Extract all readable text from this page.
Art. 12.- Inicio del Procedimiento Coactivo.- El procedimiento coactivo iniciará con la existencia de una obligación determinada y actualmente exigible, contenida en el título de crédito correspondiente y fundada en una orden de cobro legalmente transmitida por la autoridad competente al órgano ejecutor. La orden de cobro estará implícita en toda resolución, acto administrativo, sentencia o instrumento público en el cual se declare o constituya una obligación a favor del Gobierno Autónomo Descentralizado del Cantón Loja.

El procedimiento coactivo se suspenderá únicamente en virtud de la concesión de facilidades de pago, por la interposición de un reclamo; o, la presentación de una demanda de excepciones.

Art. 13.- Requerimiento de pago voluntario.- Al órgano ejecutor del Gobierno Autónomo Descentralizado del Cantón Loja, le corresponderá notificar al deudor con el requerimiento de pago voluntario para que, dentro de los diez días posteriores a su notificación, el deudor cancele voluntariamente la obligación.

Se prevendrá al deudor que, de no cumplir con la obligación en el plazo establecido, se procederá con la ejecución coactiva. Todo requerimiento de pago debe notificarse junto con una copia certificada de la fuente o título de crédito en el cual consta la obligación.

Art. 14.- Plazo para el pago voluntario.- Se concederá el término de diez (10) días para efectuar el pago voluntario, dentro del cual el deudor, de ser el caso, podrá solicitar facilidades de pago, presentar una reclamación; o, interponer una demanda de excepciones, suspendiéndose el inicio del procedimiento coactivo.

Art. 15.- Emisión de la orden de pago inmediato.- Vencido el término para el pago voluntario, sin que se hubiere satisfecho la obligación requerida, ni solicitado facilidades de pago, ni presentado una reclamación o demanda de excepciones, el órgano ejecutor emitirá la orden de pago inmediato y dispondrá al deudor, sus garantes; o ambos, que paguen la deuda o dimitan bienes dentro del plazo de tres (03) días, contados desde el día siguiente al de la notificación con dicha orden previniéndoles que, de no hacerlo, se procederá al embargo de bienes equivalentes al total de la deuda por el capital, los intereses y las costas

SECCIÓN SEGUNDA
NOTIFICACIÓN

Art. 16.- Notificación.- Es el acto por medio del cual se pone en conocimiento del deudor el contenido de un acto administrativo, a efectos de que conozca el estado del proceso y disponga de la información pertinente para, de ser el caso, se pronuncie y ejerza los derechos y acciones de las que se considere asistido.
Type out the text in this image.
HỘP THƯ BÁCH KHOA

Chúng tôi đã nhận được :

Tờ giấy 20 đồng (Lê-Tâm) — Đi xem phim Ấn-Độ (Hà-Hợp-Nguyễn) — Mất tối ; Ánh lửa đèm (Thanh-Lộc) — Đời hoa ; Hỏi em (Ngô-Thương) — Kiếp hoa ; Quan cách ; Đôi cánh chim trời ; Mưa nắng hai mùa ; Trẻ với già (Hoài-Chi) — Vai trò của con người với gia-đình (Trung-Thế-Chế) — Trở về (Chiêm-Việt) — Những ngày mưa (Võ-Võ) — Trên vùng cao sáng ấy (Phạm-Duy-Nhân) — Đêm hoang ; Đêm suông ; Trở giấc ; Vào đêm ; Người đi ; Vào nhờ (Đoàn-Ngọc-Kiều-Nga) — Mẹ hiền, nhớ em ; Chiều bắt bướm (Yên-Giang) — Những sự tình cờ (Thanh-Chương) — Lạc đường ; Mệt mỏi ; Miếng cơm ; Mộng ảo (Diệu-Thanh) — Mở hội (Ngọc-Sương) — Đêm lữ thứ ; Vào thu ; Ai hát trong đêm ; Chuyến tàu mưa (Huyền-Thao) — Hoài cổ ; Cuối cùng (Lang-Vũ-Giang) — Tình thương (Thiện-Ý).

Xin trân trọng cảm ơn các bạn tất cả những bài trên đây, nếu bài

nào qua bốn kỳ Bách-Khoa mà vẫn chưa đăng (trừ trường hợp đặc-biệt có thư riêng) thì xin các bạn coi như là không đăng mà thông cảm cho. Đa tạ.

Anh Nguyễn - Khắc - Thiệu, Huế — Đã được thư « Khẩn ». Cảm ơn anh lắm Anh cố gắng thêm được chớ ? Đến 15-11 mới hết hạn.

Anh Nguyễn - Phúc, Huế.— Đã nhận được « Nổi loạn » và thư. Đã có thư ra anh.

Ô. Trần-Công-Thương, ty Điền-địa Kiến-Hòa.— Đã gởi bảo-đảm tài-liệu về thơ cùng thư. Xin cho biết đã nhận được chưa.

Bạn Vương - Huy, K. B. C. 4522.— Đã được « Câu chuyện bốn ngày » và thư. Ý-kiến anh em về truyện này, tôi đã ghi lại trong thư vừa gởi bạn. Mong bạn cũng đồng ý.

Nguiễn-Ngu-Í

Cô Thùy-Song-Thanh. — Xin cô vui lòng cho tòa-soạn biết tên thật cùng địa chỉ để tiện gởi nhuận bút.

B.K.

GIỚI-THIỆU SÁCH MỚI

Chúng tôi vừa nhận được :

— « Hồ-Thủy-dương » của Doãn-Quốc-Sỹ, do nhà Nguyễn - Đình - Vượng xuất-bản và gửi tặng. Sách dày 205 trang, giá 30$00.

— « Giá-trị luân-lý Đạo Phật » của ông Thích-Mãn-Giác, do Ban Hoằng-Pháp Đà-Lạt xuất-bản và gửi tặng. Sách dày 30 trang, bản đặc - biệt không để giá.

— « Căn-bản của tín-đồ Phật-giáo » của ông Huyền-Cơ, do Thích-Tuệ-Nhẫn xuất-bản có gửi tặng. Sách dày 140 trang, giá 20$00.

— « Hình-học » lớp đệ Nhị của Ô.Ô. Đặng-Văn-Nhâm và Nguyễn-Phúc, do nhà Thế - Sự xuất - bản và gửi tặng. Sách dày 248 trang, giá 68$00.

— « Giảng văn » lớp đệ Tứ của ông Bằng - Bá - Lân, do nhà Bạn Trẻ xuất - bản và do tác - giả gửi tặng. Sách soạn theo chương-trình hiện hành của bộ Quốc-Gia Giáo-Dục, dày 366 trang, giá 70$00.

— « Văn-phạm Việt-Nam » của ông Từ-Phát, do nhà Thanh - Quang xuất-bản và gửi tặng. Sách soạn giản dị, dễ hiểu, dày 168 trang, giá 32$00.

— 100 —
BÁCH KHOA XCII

----------

PROBLEM STATEMENT »
Extract every line above exactly as it stands.

SOLUTION FOR THIS EXERCISE »
Extract all readable text from this page.
Art. 12.- Inicio del Procedimiento Coactivo.- El procedimiento coactivo iniciará con la existencia de una obligación determinada y actualmente exigible, contenida en el título de crédito correspondiente y fundada en una orden de cobro legalmente transmitida por la autoridad competente al órgano ejecutor. La orden de cobro estará implícita en toda resolución, acto administrativo, sentencia o instrumento público en el cual se declare o constituya una obligación a favor del Gobierno Autónomo Descentralizado del Cantón Loja.

El procedimiento coactivo se suspenderá únicamente en virtud de la concesión de facilidades de pago, por la interposición de un reclamo; o, la presentación de una demanda de excepciones.

Art. 13.- Requerimiento de pago voluntario.- Al órgano ejecutor del Gobierno Autónomo Descentralizado del Cantón Loja, le corresponderá notificar al deudor con el requerimiento de pago voluntario para que, dentro de los diez días posteriores a su notificación, el deudor cancele voluntariamente la obligación.

Se prevendrá al deudor que, de no cumplir con la obligación en el plazo establecido, se procederá con la ejecución coactiva. Todo requerimiento de pago debe notificarse junto con una copia certificada de la fuente o título de crédito en el cual consta la obligación.

Art. 14.- Plazo para el pago voluntario.- Se concederá el término de diez (10) días para efectuar el pago voluntario, dentro del cual el deudor, de ser el caso, podrá solicitar facilidades de pago, presentar una reclamación; o, interponer una demanda de excepciones, suspendiéndose el inicio del procedimiento coactivo.

Art. 15.- Emisión de la orden de pago inmediato.- Vencido el término para el pago voluntario, sin que se hubiere satisfecho la obligación requerida, ni solicitado facilidades de pago, ni presentado una reclamación o demanda de excepciones, el órgano ejecutor emitirá la orden de pago inmediato y dispondrá al deudor, sus garantes; o ambos, que paguen la deuda o dimitan bienes dentro del plazo de tres (03) días, contados desde el día siguiente al de la notificación con dicha orden previniéndoles que, de no hacerlo, se procederá al embargo de bienes equivalentes al total de la deuda por el capital, los intereses y las costas

SECCIÓN SEGUNDA
NOTIFICACIÓN

Art. 16.- Notificación.- Es el acto por medio del cual se pone en conocimiento del deudor el contenido de un acto administrativo, a efectos de que conozca el estado del proceso y disponga de la información pertinente para, de ser el caso, se pronuncie y ejerza los derechos y acciones de las que se considere asistido.
Type out the text in this image.
HỘP THƯ BÁCH KHOA

Chúng tôi đã nhận được :

Tờ giấy 20 đồng (Lê-Tâm) — Đi xem phim Ấn-Độ (Hà-Hợp-Nguyễn) — Mất tối ; Ánh lửa đèm (Thanh-Lộc) — Đời hoa ; Hỏi em (Ngô-Thương) — Kiếp hoa ; Quan cách ; Đôi cánh chim trời ; Mưa nắng hai mùa ; Trẻ với già (Hoài-Chi) — Vai trò của con người với gia-đình (Trung-Thế-Chế) — Trở về (Chiêm-Việt) — Những ngày mưa (Võ-Võ) — Trên vùng cao sáng ấy (Phạm-Duy-Nhân) — Đêm hoang ; Đêm suông ; Trở giấc ; Vào đêm ; Người đi ; Vào nhờ (Đoàn-Ngọc-Kiều-Nga) — Mẹ hiền, nhớ em ; Chiều bắt bướm (Yên-Giang) — Những sự tình cờ (Thanh-Chương) — Lạc đường ; Mệt mỏi ; Miếng cơm ; Mộng ảo (Diệu-Thanh) — Mở hội (Ngọc-Sương) — Đêm lữ thứ ; Vào thu ; Ai hát trong đêm ; Chuyến tàu mưa (Huyền-Thao) — Hoài cổ ; Cuối cùng (Lang-Vũ-Giang) — Tình thương (Thiện-Ý).

Xin trân trọng cảm ơn các bạn tất cả những bài trên đây, nếu bài

nào qua bốn kỳ Bách-Khoa mà vẫn chưa đăng (trừ trường hợp đặc-biệt có thư riêng) thì xin các bạn coi như là không đăng mà thông cảm cho. Đa tạ.

Anh Nguyễn - Khắc - Thiệu, Huế — Đã được thư « Khẩn ». Cảm ơn anh lắm Anh cố gắng thêm được chớ ? Đến 15-11 mới hết hạn.

Anh Nguyễn - Phúc, Huế.— Đã nhận được « Nổi loạn » và thư. Đã có thư ra anh.

Ô. Trần-Công-Thương, ty Điền-địa Kiến-Hòa.— Đã gởi bảo-đảm tài-liệu về thơ cùng thư. Xin cho biết đã nhận được chưa.

Bạn Vương - Huy, K. B. C. 4522.— Đã được « Câu chuyện bốn ngày » và thư. Ý-kiến anh em về truyện này, tôi đã ghi lại trong thư vừa gởi bạn. Mong bạn cũng đồng ý.

Nguiễn-Ngu-Í

Cô Thùy-Song-Thanh. — Xin cô vui lòng cho tòa-soạn biết tên thật cùng địa chỉ để tiện gởi nhuận bút.

B.K.

GIỚI-THIỆU SÁCH MỚI

Chúng tôi vừa nhận được :

— « Hồ-Thủy-dương » của Doãn-Quốc-Sỹ, do nhà Nguyễn - Đình - Vượng xuất-bản và gửi tặng. Sách dày 205 trang, giá 30$00.

— « Giá-trị luân-lý Đạo Phật » của ông Thích-Mãn-Giác, do Ban Hoằng-Pháp Đà-Lạt xuất-bản và gửi tặng. Sách dày 30 trang, bản đặc - biệt không để giá.

— « Căn-bản của tín-đồ Phật-giáo » của ông Huyền-Cơ, do Thích-Tuệ-Nhẫn xuất-bản có gửi tặng. Sách dày 140 trang, giá 20$00.

— « Hình-học » lớp đệ Nhị của Ô.Ô. Đặng-Văn-Nhâm và Nguyễn-Phúc, do nhà Thế - Sự xuất - bản và gửi tặng. Sách dày 248 trang, giá 68$00.

— « Giảng văn » lớp đệ Tứ của ông Bằng - Bá - Lân, do nhà Bạn Trẻ xuất - bản và do tác - giả gửi tặng. Sách soạn theo chương-trình hiện hành của bộ Quốc-Gia Giáo-Dục, dày 366 trang, giá 70$00.

— « Văn-phạm Việt-Nam » của ông Từ-Phát, do nhà Thanh - Quang xuất-bản và gửi tặng. Sách soạn giản dị, dễ hiểu, dày 168 trang, giá 32$00.

— 100 —
BÁCH KHOA XCII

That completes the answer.